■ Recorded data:
--*--

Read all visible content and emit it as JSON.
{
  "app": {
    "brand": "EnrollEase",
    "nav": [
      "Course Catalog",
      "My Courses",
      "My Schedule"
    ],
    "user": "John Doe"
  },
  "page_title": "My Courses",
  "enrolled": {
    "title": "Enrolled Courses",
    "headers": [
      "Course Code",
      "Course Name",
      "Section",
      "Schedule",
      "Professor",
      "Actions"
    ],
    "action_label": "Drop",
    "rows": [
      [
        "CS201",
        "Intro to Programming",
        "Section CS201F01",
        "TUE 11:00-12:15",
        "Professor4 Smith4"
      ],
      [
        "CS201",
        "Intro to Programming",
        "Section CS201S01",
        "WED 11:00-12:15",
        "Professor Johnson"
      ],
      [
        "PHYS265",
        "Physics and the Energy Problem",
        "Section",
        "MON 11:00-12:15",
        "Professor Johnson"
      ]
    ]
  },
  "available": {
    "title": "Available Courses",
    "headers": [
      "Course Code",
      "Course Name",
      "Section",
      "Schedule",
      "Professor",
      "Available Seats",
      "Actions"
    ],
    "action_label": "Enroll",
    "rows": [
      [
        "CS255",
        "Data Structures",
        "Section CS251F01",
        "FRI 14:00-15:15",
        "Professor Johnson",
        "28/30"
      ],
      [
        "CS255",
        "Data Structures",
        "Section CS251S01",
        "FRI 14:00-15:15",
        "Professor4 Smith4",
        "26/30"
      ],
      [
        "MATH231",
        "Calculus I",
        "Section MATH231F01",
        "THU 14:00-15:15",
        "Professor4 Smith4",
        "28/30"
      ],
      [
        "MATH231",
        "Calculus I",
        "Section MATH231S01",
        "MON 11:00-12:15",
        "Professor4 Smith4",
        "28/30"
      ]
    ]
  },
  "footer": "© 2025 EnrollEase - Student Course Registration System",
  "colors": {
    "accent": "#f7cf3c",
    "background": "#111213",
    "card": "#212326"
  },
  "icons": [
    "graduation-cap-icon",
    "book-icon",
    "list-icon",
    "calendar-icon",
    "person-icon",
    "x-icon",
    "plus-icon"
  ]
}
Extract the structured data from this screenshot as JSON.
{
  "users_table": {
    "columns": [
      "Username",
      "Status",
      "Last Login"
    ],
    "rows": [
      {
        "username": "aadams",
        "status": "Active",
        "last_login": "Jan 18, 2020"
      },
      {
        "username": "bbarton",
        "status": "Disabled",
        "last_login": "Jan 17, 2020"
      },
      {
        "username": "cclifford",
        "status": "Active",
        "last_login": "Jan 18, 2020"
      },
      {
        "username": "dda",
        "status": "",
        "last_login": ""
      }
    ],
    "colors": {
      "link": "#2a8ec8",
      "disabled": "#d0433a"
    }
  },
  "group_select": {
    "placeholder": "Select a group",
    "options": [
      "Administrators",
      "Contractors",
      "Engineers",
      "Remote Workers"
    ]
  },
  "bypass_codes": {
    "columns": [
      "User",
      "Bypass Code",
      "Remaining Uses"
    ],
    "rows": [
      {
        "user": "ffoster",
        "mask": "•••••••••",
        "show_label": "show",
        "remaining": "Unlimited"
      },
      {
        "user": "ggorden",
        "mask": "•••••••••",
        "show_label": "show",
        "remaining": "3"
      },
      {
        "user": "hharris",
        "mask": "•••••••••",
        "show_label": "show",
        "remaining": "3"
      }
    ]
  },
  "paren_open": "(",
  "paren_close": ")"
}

--*--

■ Problem to work on: Using the data above, reproduce every line exactly.

■ Written response:
Read all visible content and emit it as JSON.
{
  "app": {
    "brand": "EnrollEase",
    "nav": [
      "Course Catalog",
      "My Courses",
      "My Schedule"
    ],
    "user": "John Doe"
  },
  "page_title": "My Courses",
  "enrolled": {
    "title": "Enrolled Courses",
    "headers": [
      "Course Code",
      "Course Name",
      "Section",
      "Schedule",
      "Professor",
      "Actions"
    ],
    "action_label": "Drop",
    "rows": [
      [
        "CS201",
        "Intro to Programming",
        "Section CS201F01",
        "TUE 11:00-12:15",
        "Professor4 Smith4"
      ],
      [
        "CS201",
        "Intro to Programming",
        "Section CS201S01",
        "WED 11:00-12:15",
        "Professor Johnson"
      ],
      [
        "PHYS265",
        "Physics and the Energy Problem",
        "Section",
        "MON 11:00-12:15",
        "Professor Johnson"
      ]
    ]
  },
  "available": {
    "title": "Available Courses",
    "headers": [
      "Course Code",
      "Course Name",
      "Section",
      "Schedule",
      "Professor",
      "Available Seats",
      "Actions"
    ],
    "action_label": "Enroll",
    "rows": [
      [
        "CS255",
        "Data Structures",
        "Section CS251F01",
        "FRI 14:00-15:15",
        "Professor Johnson",
        "28/30"
      ],
      [
        "CS255",
        "Data Structures",
        "Section CS251S01",
        "FRI 14:00-15:15",
        "Professor4 Smith4",
        "26/30"
      ],
      [
        "MATH231",
        "Calculus I",
        "Section MATH231F01",
        "THU 14:00-15:15",
        "Professor4 Smith4",
        "28/30"
      ],
      [
        "MATH231",
        "Calculus I",
        "Section MATH231S01",
        "MON 11:00-12:15",
        "Professor4 Smith4",
        "28/30"
      ]
    ]
  },
  "footer": "© 2025 EnrollEase - Student Course Registration System",
  "colors": {
    "accent": "#f7cf3c",
    "background": "#111213",
    "card": "#212326"
  },
  "icons": [
    "graduation-cap-icon",
    "book-icon",
    "list-icon",
    "calendar-icon",
    "person-icon",
    "x-icon",
    "plus-icon"
  ]
}
Extract the structured data from this screenshot as JSON.
{
  "users_table": {
    "columns": [
      "Username",
      "Status",
      "Last Login"
    ],
    "rows": [
      {
        "username": "aadams",
        "status": "Active",
        "last_login": "Jan 18, 2020"
      },
      {
        "username": "bbarton",
        "status": "Disabled",
        "last_login": "Jan 17, 2020"
      },
      {
        "username": "cclifford",
        "status": "Active",
        "last_login": "Jan 18, 2020"
      },
      {
        "username": "dda",
        "status": "",
        "last_login": ""
      }
    ],
    "colors": {
      "link": "#2a8ec8",
      "disabled": "#d0433a"
    }
  },
  "group_select": {
    "placeholder": "Select a group",
    "options": [
      "Administrators",
      "Contractors",
      "Engineers",
      "Remote Workers"
    ]
  },
  "bypass_codes": {
    "columns": [
      "User",
      "Bypass Code",
      "Remaining Uses"
    ],
    "rows": [
      {
        "user": "ffoster",
        "mask": "•••••••••",
        "show_label": "show",
        "remaining": "Unlimited"
      },
      {
        "user": "ggorden",
        "mask": "•••••••••",
        "show_label": "show",
        "remaining": "3"
      },
      {
        "user": "hharris",
        "mask": "•••••••••",
        "show_label": "show",
        "remaining": "3"
      }
    ]
  },
  "paren_open": "(",
  "paren_close": ")"
}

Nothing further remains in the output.